**EXERCISE BRIEF**
Carry none of the pictures over; set down the material below exactly.

**EXTRACTED MATERIAL**
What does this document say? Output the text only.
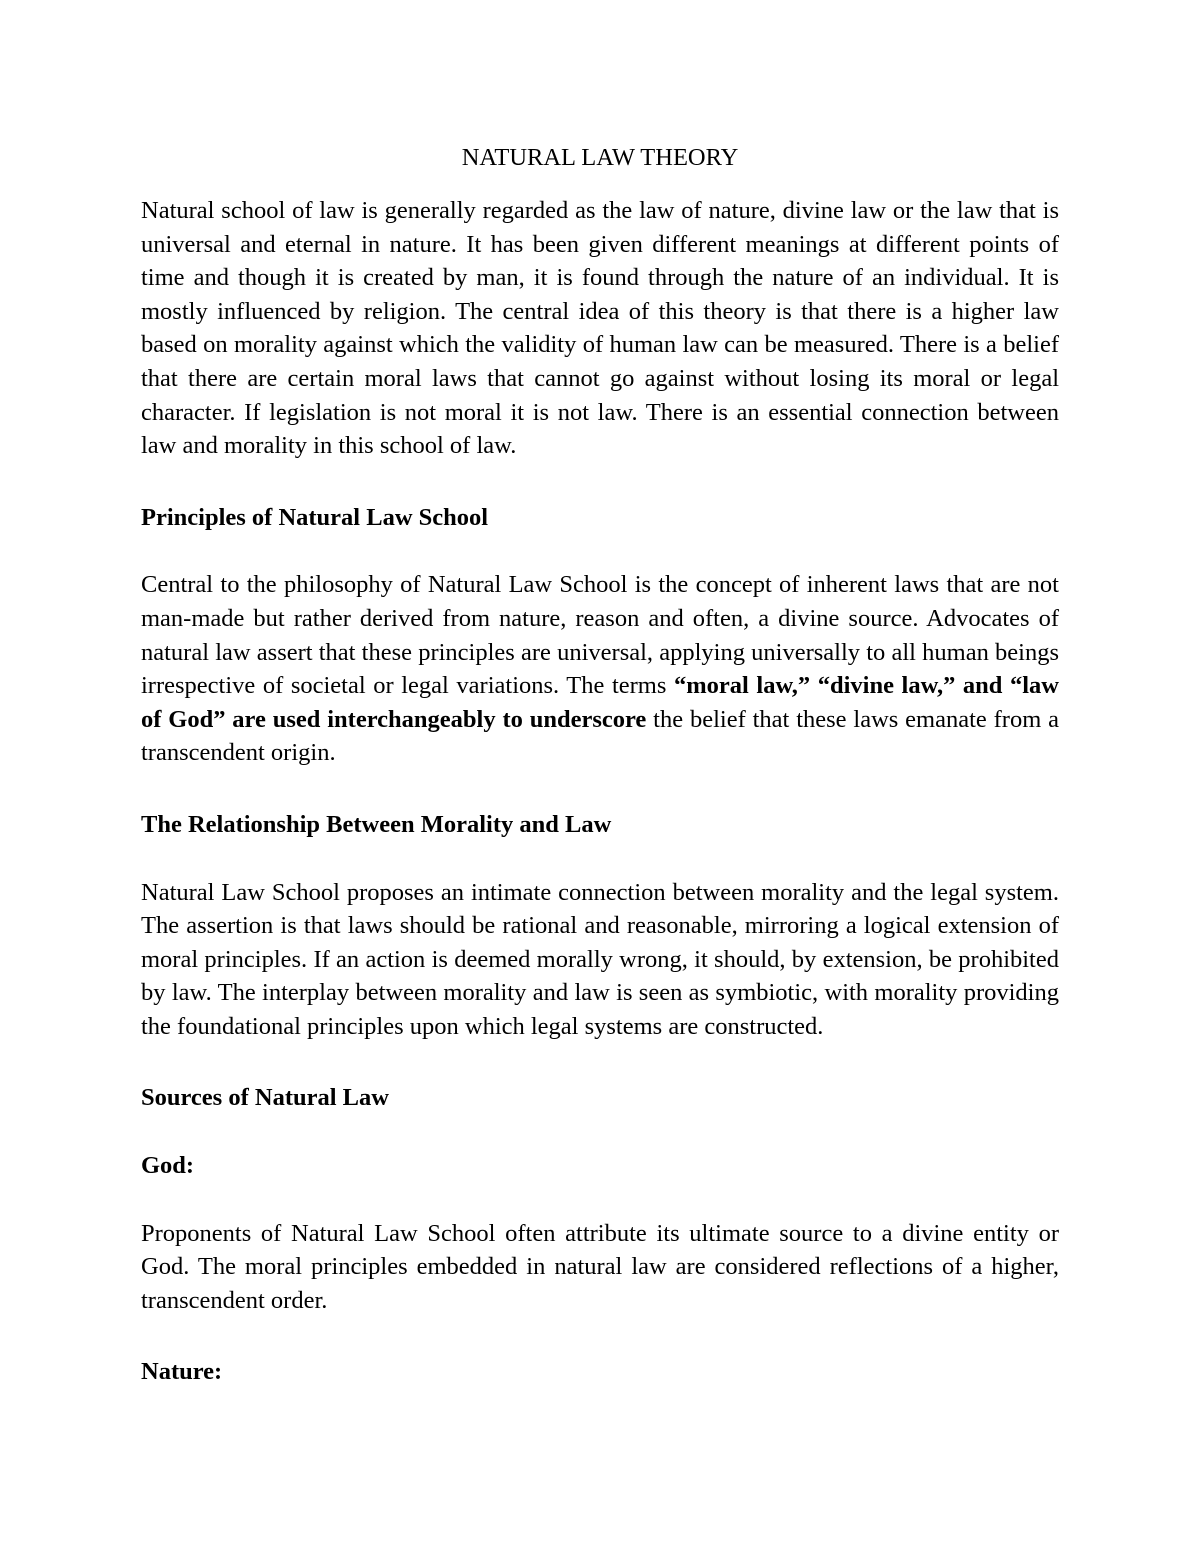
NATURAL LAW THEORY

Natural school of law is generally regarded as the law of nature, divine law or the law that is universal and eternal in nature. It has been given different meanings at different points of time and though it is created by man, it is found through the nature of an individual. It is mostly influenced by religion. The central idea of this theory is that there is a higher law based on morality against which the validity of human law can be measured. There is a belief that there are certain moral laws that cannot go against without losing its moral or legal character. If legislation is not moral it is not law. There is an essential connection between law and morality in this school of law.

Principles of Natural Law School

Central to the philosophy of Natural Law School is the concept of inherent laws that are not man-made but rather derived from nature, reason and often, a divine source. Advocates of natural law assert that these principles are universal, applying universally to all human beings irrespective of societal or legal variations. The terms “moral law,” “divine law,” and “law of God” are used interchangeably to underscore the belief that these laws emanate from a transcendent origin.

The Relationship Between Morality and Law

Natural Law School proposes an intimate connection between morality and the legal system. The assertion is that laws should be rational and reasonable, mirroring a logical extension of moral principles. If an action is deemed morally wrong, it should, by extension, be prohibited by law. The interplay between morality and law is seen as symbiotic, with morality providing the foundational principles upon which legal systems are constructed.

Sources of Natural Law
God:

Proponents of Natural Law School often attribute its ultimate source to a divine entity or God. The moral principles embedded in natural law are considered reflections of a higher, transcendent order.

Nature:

**WRITTEN RESPONSE**
What does this document say? Output the text only.
NATURAL LAW THEORY

Natural school of law is generally regarded as the law of nature, divine law or the law that is universal and eternal in nature. It has been given different meanings at different points of time and though it is created by man, it is found through the nature of an individual. It is mostly influenced by religion. The central idea of this theory is that there is a higher law based on morality against which the validity of human law can be measured. There is a belief that there are certain moral laws that cannot go against without losing its moral or legal character. If legislation is not moral it is not law. There is an essential connection between law and morality in this school of law.

Principles of Natural Law School

Central to the philosophy of Natural Law School is the concept of inherent laws that are not man-made but rather derived from nature, reason and often, a divine source. Advocates of natural law assert that these principles are universal, applying universally to all human beings irrespective of societal or legal variations. The terms “moral law,” “divine law,” and “law of God” are used interchangeably to underscore the belief that these laws emanate from a transcendent origin.

The Relationship Between Morality and Law

Natural Law School proposes an intimate connection between morality and the legal system. The assertion is that laws should be rational and reasonable, mirroring a logical extension of moral principles. If an action is deemed morally wrong, it should, by extension, be prohibited by law. The interplay between morality and law is seen as symbiotic, with morality providing the foundational principles upon which legal systems are constructed.

Sources of Natural Law
God:

Proponents of Natural Law School often attribute its ultimate source to a divine entity or God. The moral principles embedded in natural law are considered reflections of a higher, transcendent order.

Nature:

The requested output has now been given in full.